> [THE REQUEST]: Print the listing that follows, character for character.

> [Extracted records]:
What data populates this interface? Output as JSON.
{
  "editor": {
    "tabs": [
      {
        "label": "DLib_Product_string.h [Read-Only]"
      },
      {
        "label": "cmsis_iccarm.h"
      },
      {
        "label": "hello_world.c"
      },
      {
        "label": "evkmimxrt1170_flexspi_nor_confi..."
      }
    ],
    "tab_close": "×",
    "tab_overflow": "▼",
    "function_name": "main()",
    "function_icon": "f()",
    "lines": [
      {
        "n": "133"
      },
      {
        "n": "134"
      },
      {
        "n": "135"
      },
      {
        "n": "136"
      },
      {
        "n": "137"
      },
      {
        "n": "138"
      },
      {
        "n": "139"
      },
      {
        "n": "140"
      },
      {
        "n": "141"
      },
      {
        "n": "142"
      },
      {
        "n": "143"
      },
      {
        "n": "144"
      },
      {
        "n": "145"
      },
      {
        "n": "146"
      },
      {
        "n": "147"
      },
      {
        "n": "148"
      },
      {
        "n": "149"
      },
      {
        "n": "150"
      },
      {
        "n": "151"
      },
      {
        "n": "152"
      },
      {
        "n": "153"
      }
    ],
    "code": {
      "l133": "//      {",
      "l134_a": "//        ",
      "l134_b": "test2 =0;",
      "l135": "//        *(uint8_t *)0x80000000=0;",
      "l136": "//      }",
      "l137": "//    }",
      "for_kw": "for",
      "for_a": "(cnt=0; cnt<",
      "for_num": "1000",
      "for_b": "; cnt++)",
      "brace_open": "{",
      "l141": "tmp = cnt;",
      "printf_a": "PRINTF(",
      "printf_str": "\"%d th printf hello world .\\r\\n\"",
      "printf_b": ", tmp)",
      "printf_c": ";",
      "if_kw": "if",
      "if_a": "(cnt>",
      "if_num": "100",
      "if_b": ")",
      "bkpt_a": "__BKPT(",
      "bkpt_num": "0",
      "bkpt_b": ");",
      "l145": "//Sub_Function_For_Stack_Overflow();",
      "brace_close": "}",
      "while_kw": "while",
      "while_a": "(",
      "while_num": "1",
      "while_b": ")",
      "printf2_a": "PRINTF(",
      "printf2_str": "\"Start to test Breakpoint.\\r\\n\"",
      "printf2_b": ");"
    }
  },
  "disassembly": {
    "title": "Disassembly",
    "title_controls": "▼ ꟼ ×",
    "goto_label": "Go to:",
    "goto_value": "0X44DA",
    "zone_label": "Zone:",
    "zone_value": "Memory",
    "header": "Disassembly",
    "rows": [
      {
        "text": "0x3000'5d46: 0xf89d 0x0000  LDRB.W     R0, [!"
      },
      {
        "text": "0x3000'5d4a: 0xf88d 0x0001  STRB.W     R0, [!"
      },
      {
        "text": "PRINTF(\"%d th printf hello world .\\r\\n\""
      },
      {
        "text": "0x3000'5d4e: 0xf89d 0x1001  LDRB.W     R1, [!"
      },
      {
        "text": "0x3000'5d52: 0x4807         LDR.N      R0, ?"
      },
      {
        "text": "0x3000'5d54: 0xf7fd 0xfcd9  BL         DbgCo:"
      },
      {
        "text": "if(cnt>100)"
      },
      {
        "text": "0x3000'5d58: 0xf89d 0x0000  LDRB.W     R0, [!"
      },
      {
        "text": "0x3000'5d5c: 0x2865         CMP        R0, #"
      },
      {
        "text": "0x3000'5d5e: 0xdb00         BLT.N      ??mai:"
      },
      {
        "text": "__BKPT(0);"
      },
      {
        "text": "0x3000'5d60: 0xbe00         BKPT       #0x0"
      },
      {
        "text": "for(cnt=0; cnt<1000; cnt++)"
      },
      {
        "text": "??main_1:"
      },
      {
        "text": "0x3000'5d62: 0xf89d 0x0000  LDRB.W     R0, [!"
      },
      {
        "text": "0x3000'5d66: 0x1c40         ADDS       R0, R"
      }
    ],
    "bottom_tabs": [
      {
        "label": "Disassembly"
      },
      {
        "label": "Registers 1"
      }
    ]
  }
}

> [FULL RESPONSE]:
What data populates this interface? Output as JSON.
{
  "editor": {
    "tabs": [
      {
        "label": "DLib_Product_string.h [Read-Only]"
      },
      {
        "label": "cmsis_iccarm.h"
      },
      {
        "label": "hello_world.c"
      },
      {
        "label": "evkmimxrt1170_flexspi_nor_confi..."
      }
    ],
    "tab_close": "×",
    "tab_overflow": "▼",
    "function_name": "main()",
    "function_icon": "f()",
    "lines": [
      {
        "n": "133"
      },
      {
        "n": "134"
      },
      {
        "n": "135"
      },
      {
        "n": "136"
      },
      {
        "n": "137"
      },
      {
        "n": "138"
      },
      {
        "n": "139"
      },
      {
        "n": "140"
      },
      {
        "n": "141"
      },
      {
        "n": "142"
      },
      {
        "n": "143"
      },
      {
        "n": "144"
      },
      {
        "n": "145"
      },
      {
        "n": "146"
      },
      {
        "n": "147"
      },
      {
        "n": "148"
      },
      {
        "n": "149"
      },
      {
        "n": "150"
      },
      {
        "n": "151"
      },
      {
        "n": "152"
      },
      {
        "n": "153"
      }
    ],
    "code": {
      "l133": "//      {",
      "l134_a": "//        ",
      "l134_b": "test2 =0;",
      "l135": "//        *(uint8_t *)0x80000000=0;",
      "l136": "//      }",
      "l137": "//    }",
      "for_kw": "for",
      "for_a": "(cnt=0; cnt<",
      "for_num": "1000",
      "for_b": "; cnt++)",
      "brace_open": "{",
      "l141": "tmp = cnt;",
      "printf_a": "PRINTF(",
      "printf_str": "\"%d th printf hello world .\\r\\n\"",
      "printf_b": ", tmp)",
      "printf_c": ";",
      "if_kw": "if",
      "if_a": "(cnt>",
      "if_num": "100",
      "if_b": ")",
      "bkpt_a": "__BKPT(",
      "bkpt_num": "0",
      "bkpt_b": ");",
      "l145": "//Sub_Function_For_Stack_Overflow();",
      "brace_close": "}",
      "while_kw": "while",
      "while_a": "(",
      "while_num": "1",
      "while_b": ")",
      "printf2_a": "PRINTF(",
      "printf2_str": "\"Start to test Breakpoint.\\r\\n\"",
      "printf2_b": ");"
    }
  },
  "disassembly": {
    "title": "Disassembly",
    "title_controls": "▼ ꟼ ×",
    "goto_label": "Go to:",
    "goto_value": "0X44DA",
    "zone_label": "Zone:",
    "zone_value": "Memory",
    "header": "Disassembly",
    "rows": [
      {
        "text": "0x3000'5d46: 0xf89d 0x0000  LDRB.W     R0, [!"
      },
      {
        "text": "0x3000'5d4a: 0xf88d 0x0001  STRB.W     R0, [!"
      },
      {
        "text": "PRINTF(\"%d th printf hello world .\\r\\n\""
      },
      {
        "text": "0x3000'5d4e: 0xf89d 0x1001  LDRB.W     R1, [!"
      },
      {
        "text": "0x3000'5d52: 0x4807         LDR.N      R0, ?"
      },
      {
        "text": "0x3000'5d54: 0xf7fd 0xfcd9  BL         DbgCo:"
      },
      {
        "text": "if(cnt>100)"
      },
      {
        "text": "0x3000'5d58: 0xf89d 0x0000  LDRB.W     R0, [!"
      },
      {
        "text": "0x3000'5d5c: 0x2865         CMP        R0, #"
      },
      {
        "text": "0x3000'5d5e: 0xdb00         BLT.N      ??mai:"
      },
      {
        "text": "__BKPT(0);"
      },
      {
        "text": "0x3000'5d60: 0xbe00         BKPT       #0x0"
      },
      {
        "text": "for(cnt=0; cnt<1000; cnt++)"
      },
      {
        "text": "??main_1:"
      },
      {
        "text": "0x3000'5d62: 0xf89d 0x0000  LDRB.W     R0, [!"
      },
      {
        "text": "0x3000'5d66: 0x1c40         ADDS       R0, R"
      }
    ],
    "bottom_tabs": [
      {
        "label": "Disassembly"
      },
      {
        "label": "Registers 1"
      }
    ]
  }
}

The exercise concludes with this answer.